Saved entries:
------------------------------------

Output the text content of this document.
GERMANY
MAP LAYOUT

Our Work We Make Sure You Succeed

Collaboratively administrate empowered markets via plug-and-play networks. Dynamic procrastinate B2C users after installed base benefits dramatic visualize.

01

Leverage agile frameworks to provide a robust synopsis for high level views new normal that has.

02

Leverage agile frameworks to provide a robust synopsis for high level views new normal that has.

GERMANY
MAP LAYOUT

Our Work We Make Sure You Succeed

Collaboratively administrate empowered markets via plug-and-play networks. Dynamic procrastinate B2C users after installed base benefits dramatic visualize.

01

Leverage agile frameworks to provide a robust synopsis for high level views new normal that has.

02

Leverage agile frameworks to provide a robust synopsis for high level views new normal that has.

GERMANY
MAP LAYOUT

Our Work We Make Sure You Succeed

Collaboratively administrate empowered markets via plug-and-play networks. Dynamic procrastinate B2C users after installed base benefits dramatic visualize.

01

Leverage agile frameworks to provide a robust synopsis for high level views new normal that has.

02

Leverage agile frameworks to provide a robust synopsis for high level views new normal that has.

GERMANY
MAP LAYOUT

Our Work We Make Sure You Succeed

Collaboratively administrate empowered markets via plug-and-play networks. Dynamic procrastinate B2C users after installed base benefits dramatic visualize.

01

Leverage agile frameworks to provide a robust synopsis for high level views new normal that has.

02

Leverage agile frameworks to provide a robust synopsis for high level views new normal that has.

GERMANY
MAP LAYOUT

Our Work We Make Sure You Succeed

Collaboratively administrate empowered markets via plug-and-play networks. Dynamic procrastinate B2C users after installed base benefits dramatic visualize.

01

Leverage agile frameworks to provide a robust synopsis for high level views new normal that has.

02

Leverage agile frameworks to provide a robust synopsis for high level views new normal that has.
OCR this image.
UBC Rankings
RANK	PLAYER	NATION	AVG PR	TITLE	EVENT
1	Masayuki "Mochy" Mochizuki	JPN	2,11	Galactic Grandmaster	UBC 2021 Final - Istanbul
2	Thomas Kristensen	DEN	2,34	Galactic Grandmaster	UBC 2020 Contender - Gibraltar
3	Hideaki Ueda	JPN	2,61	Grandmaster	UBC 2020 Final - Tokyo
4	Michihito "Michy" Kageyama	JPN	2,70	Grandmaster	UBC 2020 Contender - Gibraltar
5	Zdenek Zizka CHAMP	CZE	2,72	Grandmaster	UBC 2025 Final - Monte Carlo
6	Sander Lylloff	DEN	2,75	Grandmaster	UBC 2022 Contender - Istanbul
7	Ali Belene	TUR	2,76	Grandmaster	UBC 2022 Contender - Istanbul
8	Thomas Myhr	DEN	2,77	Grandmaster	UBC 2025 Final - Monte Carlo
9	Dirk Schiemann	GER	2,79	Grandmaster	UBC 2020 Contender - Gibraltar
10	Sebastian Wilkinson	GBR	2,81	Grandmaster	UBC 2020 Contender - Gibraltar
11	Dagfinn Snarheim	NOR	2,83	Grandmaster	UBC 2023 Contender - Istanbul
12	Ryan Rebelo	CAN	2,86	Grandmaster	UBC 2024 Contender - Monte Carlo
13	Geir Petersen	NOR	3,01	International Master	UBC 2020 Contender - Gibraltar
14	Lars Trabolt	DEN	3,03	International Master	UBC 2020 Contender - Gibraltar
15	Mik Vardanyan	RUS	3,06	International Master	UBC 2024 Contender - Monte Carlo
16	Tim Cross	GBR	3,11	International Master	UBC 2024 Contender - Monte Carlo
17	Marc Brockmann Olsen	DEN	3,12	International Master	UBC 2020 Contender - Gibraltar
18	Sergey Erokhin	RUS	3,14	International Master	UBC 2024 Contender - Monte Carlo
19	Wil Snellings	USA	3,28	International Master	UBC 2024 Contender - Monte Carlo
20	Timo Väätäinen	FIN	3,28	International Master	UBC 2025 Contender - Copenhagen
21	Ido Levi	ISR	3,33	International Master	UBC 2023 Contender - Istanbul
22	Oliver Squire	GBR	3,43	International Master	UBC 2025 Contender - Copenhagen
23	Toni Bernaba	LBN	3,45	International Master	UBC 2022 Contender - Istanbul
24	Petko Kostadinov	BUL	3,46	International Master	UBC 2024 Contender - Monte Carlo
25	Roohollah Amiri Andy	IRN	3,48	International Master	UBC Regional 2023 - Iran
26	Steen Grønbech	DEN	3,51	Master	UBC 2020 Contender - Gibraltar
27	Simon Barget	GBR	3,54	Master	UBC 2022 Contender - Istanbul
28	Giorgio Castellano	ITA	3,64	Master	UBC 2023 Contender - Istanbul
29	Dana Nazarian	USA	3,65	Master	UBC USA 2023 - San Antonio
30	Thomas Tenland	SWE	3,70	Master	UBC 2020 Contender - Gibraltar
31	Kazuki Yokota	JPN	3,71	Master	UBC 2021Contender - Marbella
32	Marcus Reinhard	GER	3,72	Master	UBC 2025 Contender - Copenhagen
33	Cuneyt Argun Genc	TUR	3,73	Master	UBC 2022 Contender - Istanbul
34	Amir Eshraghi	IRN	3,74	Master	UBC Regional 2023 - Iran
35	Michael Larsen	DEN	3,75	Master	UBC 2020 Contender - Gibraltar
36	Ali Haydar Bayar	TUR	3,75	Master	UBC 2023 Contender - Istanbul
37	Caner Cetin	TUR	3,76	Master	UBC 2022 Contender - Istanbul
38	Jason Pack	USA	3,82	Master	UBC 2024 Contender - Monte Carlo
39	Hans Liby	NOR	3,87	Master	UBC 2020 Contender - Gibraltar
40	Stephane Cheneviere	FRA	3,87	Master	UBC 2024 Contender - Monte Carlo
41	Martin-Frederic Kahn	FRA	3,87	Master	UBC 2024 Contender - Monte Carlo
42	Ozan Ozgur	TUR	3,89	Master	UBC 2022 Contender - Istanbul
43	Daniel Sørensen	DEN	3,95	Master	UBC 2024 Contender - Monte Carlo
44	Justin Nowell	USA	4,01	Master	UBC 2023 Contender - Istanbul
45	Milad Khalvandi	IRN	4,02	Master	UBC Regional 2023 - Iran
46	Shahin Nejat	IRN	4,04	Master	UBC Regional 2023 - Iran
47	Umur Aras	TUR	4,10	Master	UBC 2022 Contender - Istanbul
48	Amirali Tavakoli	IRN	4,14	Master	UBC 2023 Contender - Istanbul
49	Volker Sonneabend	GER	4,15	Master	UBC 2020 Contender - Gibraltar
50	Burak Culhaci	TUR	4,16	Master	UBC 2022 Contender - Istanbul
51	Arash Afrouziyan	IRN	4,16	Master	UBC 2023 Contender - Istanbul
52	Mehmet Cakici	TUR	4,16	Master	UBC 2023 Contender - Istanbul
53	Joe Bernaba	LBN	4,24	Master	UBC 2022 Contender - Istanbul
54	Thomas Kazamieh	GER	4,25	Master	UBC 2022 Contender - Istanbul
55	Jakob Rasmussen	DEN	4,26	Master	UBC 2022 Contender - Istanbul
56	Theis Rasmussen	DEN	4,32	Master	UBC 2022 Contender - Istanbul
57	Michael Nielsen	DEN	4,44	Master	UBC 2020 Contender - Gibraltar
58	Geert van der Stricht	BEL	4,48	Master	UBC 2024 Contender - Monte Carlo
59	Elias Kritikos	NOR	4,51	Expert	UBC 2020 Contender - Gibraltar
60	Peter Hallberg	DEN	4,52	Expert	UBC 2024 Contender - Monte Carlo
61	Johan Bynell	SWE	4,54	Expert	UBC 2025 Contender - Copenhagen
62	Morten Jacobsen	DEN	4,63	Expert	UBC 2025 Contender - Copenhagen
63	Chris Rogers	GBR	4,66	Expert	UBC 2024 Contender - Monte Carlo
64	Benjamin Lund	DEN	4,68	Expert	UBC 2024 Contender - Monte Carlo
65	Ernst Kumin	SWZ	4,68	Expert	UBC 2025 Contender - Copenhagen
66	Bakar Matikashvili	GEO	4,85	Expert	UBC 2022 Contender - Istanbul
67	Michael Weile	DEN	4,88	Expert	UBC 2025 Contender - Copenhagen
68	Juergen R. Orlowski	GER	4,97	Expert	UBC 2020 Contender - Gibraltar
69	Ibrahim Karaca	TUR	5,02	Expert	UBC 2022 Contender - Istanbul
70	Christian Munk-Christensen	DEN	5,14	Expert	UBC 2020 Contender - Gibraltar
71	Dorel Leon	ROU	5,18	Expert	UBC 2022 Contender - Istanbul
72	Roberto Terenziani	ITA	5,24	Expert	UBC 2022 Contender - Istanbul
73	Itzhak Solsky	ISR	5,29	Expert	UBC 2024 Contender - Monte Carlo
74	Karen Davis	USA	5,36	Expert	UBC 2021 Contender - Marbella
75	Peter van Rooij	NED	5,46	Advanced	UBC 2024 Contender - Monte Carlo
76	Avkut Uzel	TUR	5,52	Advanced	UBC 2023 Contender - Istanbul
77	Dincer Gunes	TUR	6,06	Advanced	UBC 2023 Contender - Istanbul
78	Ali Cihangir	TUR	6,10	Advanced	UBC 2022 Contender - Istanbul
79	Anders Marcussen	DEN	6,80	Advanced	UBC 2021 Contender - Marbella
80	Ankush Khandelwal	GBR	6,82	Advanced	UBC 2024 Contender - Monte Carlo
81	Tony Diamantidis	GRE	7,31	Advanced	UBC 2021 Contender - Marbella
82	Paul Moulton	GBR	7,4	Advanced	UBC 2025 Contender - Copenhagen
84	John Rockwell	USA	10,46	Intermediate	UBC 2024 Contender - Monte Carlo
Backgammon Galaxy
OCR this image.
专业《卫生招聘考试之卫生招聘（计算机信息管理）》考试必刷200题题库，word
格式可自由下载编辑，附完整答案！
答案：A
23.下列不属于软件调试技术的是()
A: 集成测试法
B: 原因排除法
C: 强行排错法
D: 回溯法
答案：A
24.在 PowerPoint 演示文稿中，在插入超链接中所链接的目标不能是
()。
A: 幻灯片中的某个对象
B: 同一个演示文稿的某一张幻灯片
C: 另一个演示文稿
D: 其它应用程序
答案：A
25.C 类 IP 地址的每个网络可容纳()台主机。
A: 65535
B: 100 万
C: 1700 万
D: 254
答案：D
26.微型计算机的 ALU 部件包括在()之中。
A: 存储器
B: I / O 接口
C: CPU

------------------------------------

Instructions to follow
Using the listing above, show every line that includes the string "Grandmaster".

Response to the task
1	Masayuki "Mochy" Mochizuki	JPN	2,11	Galactic Grandmaster	UBC 2021 Final - Istanbul
2	Thomas Kristensen	DEN	2,34	Galactic Grandmaster	UBC 2020 Contender - Gibraltar
3	Hideaki Ueda	JPN	2,61	Grandmaster	UBC 2020 Final - Tokyo
4	Michihito "Michy" Kageyama	JPN	2,70	Grandmaster	UBC 2020 Contender - Gibraltar
5	Zdenek Zizka CHAMP	CZE	2,72	Grandmaster	UBC 2025 Final - Monte Carlo
6	Sander Lylloff	DEN	2,75	Grandmaster	UBC 2022 Contender - Istanbul
7	Ali Belene	TUR	2,76	Grandmaster	UBC 2022 Contender - Istanbul
8	Thomas Myhr	DEN	2,77	Grandmaster	UBC 2025 Final - Monte Carlo
9	Dirk Schiemann	GER	2,79	Grandmaster	UBC 2020 Contender - Gibraltar
10	Sebastian Wilkinson	GBR	2,81	Grandmaster	UBC 2020 Contender - Gibraltar
11	Dagfinn Snarheim	NOR	2,83	Grandmaster	UBC 2023 Contender - Istanbul
12	Ryan Rebelo	CAN	2,86	Grandmaster	UBC 2024 Contender - Monte Carlo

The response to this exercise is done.